━━━━━ Task input ━━━━━
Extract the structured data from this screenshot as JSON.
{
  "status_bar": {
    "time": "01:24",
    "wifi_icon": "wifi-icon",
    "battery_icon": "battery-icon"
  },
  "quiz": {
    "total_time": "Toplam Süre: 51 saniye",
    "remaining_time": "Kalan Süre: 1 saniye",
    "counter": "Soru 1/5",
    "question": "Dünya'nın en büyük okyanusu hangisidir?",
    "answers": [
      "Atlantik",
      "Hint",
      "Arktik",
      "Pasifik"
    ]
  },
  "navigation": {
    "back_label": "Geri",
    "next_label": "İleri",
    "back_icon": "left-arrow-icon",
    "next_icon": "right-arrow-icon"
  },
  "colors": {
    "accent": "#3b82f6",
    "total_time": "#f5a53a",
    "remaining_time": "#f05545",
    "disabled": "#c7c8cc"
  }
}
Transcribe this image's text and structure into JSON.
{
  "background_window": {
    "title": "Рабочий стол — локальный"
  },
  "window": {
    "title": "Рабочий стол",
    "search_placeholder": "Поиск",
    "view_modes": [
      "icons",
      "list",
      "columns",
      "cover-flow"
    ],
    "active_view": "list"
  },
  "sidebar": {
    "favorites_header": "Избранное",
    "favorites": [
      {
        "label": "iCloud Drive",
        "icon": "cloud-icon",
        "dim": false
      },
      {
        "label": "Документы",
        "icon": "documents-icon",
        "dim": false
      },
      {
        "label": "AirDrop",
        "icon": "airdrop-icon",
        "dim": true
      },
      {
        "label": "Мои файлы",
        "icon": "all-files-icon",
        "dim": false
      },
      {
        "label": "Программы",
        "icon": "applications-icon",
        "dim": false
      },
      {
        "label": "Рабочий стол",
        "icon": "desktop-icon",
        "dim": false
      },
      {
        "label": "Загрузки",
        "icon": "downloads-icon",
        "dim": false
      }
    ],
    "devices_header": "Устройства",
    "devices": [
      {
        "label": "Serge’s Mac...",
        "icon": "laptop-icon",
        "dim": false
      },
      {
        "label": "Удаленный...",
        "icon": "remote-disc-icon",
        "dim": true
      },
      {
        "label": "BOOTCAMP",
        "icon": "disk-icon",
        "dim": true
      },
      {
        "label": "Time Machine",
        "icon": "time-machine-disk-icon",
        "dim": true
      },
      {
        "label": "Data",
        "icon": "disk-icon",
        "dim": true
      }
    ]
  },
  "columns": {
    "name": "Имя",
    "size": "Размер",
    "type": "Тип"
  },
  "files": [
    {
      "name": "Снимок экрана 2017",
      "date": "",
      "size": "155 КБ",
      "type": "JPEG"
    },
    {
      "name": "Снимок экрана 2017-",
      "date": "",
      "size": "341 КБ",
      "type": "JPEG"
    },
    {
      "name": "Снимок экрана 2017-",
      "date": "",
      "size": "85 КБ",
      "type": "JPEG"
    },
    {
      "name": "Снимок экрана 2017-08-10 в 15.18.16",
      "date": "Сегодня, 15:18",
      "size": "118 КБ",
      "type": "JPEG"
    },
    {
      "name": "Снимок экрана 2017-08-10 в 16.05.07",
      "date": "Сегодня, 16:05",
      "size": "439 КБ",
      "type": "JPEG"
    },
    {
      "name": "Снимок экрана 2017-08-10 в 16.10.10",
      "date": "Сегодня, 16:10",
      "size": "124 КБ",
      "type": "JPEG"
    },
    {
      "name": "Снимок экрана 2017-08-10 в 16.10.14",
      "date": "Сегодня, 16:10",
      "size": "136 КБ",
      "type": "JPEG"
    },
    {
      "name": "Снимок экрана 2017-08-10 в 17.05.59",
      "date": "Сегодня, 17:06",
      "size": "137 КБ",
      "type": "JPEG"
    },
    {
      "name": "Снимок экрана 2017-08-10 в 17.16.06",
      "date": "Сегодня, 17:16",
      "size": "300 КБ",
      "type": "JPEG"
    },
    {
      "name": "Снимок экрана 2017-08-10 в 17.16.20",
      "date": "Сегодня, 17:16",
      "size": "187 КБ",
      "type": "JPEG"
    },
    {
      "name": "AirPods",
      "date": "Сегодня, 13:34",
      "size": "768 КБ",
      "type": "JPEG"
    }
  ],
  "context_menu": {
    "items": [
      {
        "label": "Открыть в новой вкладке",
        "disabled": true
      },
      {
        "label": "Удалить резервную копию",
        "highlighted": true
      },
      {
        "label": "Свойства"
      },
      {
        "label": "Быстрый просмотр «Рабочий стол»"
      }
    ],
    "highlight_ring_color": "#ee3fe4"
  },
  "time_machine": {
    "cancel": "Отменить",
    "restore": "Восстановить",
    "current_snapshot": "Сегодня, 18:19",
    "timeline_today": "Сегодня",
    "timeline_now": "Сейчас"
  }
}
━━━━━
● Work to be completed:
Above are some records; extract every one of them exactly.

● Result of the exercise:
Extract the structured data from this screenshot as JSON.
{
  "status_bar": {
    "time": "01:24",
    "wifi_icon": "wifi-icon",
    "battery_icon": "battery-icon"
  },
  "quiz": {
    "total_time": "Toplam Süre: 51 saniye",
    "remaining_time": "Kalan Süre: 1 saniye",
    "counter": "Soru 1/5",
    "question": "Dünya'nın en büyük okyanusu hangisidir?",
    "answers": [
      "Atlantik",
      "Hint",
      "Arktik",
      "Pasifik"
    ]
  },
  "navigation": {
    "back_label": "Geri",
    "next_label": "İleri",
    "back_icon": "left-arrow-icon",
    "next_icon": "right-arrow-icon"
  },
  "colors": {
    "accent": "#3b82f6",
    "total_time": "#f5a53a",
    "remaining_time": "#f05545",
    "disabled": "#c7c8cc"
  }
}
Transcribe this image's text and structure into JSON.
{
  "background_window": {
    "title": "Рабочий стол — локальный"
  },
  "window": {
    "title": "Рабочий стол",
    "search_placeholder": "Поиск",
    "view_modes": [
      "icons",
      "list",
      "columns",
      "cover-flow"
    ],
    "active_view": "list"
  },
  "sidebar": {
    "favorites_header": "Избранное",
    "favorites": [
      {
        "label": "iCloud Drive",
        "icon": "cloud-icon",
        "dim": false
      },
      {
        "label": "Документы",
        "icon": "documents-icon",
        "dim": false
      },
      {
        "label": "AirDrop",
        "icon": "airdrop-icon",
        "dim": true
      },
      {
        "label": "Мои файлы",
        "icon": "all-files-icon",
        "dim": false
      },
      {
        "label": "Программы",
        "icon": "applications-icon",
        "dim": false
      },
      {
        "label": "Рабочий стол",
        "icon": "desktop-icon",
        "dim": false
      },
      {
        "label": "Загрузки",
        "icon": "downloads-icon",
        "dim": false
      }
    ],
    "devices_header": "Устройства",
    "devices": [
      {
        "label": "Serge’s Mac...",
        "icon": "laptop-icon",
        "dim": false
      },
      {
        "label": "Удаленный...",
        "icon": "remote-disc-icon",
        "dim": true
      },
      {
        "label": "BOOTCAMP",
        "icon": "disk-icon",
        "dim": true
      },
      {
        "label": "Time Machine",
        "icon": "time-machine-disk-icon",
        "dim": true
      },
      {
        "label": "Data",
        "icon": "disk-icon",
        "dim": true
      }
    ]
  },
  "columns": {
    "name": "Имя",
    "size": "Размер",
    "type": "Тип"
  },
  "files": [
    {
      "name": "Снимок экрана 2017",
      "date": "",
      "size": "155 КБ",
      "type": "JPEG"
    },
    {
      "name": "Снимок экрана 2017-",
      "date": "",
      "size": "341 КБ",
      "type": "JPEG"
    },
    {
      "name": "Снимок экрана 2017-",
      "date": "",
      "size": "85 КБ",
      "type": "JPEG"
    },
    {
      "name": "Снимок экрана 2017-08-10 в 15.18.16",
      "date": "Сегодня, 15:18",
      "size": "118 КБ",
      "type": "JPEG"
    },
    {
      "name": "Снимок экрана 2017-08-10 в 16.05.07",
      "date": "Сегодня, 16:05",
      "size": "439 КБ",
      "type": "JPEG"
    },
    {
      "name": "Снимок экрана 2017-08-10 в 16.10.10",
      "date": "Сегодня, 16:10",
      "size": "124 КБ",
      "type": "JPEG"
    },
    {
      "name": "Снимок экрана 2017-08-10 в 16.10.14",
      "date": "Сегодня, 16:10",
      "size": "136 КБ",
      "type": "JPEG"
    },
    {
      "name": "Снимок экрана 2017-08-10 в 17.05.59",
      "date": "Сегодня, 17:06",
      "size": "137 КБ",
      "type": "JPEG"
    },
    {
      "name": "Снимок экрана 2017-08-10 в 17.16.06",
      "date": "Сегодня, 17:16",
      "size": "300 КБ",
      "type": "JPEG"
    },
    {
      "name": "Снимок экрана 2017-08-10 в 17.16.20",
      "date": "Сегодня, 17:16",
      "size": "187 КБ",
      "type": "JPEG"
    },
    {
      "name": "AirPods",
      "date": "Сегодня, 13:34",
      "size": "768 КБ",
      "type": "JPEG"
    }
  ],
  "context_menu": {
    "items": [
      {
        "label": "Открыть в новой вкладке",
        "disabled": true
      },
      {
        "label": "Удалить резервную копию",
        "highlighted": true
      },
      {
        "label": "Свойства"
      },
      {
        "label": "Быстрый просмотр «Рабочий стол»"
      }
    ],
    "highlight_ring_color": "#ee3fe4"
  },
  "time_machine": {
    "cancel": "Отменить",
    "restore": "Восстановить",
    "current_snapshot": "Сегодня, 18:19",
    "timeline_today": "Сегодня",
    "timeline_now": "Сейчас"
  }
}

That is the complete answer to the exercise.